**Input for this task**
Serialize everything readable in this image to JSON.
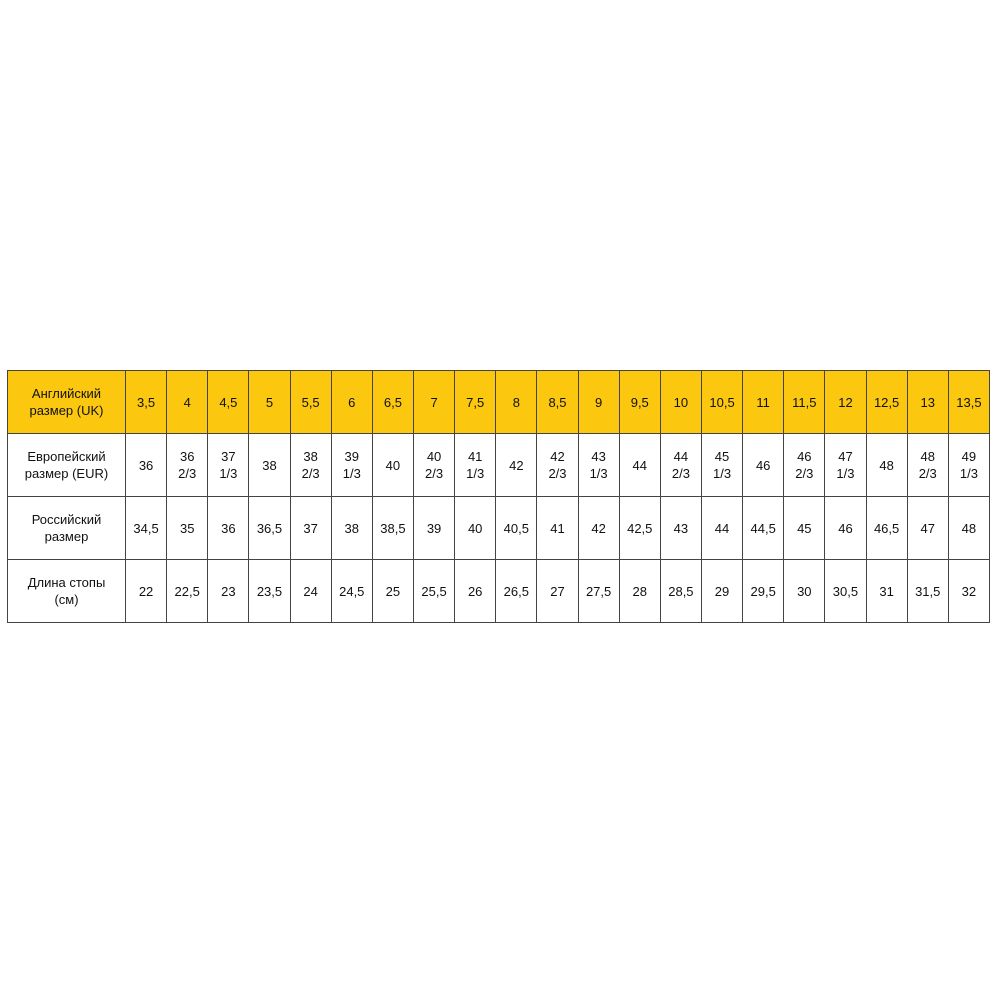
{
  "table": {
    "rows": [
      {
        "label": "Английский\nразмер (UK)",
        "cells": [
          "3,5",
          "4",
          "4,5",
          "5",
          "5,5",
          "6",
          "6,5",
          "7",
          "7,5",
          "8",
          "8,5",
          "9",
          "9,5",
          "10",
          "10,5",
          "11",
          "11,5",
          "12",
          "12,5",
          "13",
          "13,5"
        ]
      },
      {
        "label": "Европейский\nразмер (EUR)",
        "cells": [
          "36",
          "36\n2/3",
          "37\n1/3",
          "38",
          "38\n2/3",
          "39\n1/3",
          "40",
          "40\n2/3",
          "41\n1/3",
          "42",
          "42\n2/3",
          "43\n1/3",
          "44",
          "44\n2/3",
          "45\n1/3",
          "46",
          "46\n2/3",
          "47\n1/3",
          "48",
          "48\n2/3",
          "49\n1/3"
        ]
      },
      {
        "label": "Российский\nразмер",
        "cells": [
          "34,5",
          "35",
          "36",
          "36,5",
          "37",
          "38",
          "38,5",
          "39",
          "40",
          "40,5",
          "41",
          "42",
          "42,5",
          "43",
          "44",
          "44,5",
          "45",
          "46",
          "46,5",
          "47",
          "48"
        ]
      },
      {
        "label": "Длина стопы\n(см)",
        "cells": [
          "22",
          "22,5",
          "23",
          "23,5",
          "24",
          "24,5",
          "25",
          "25,5",
          "26",
          "26,5",
          "27",
          "27,5",
          "28",
          "28,5",
          "29",
          "29,5",
          "30",
          "30,5",
          "31",
          "31,5",
          "32"
        ]
      }
    ]
  }
}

**Set task**
Tally the lines in the listing that hold "label" and report the number alone.

**Task answer**
4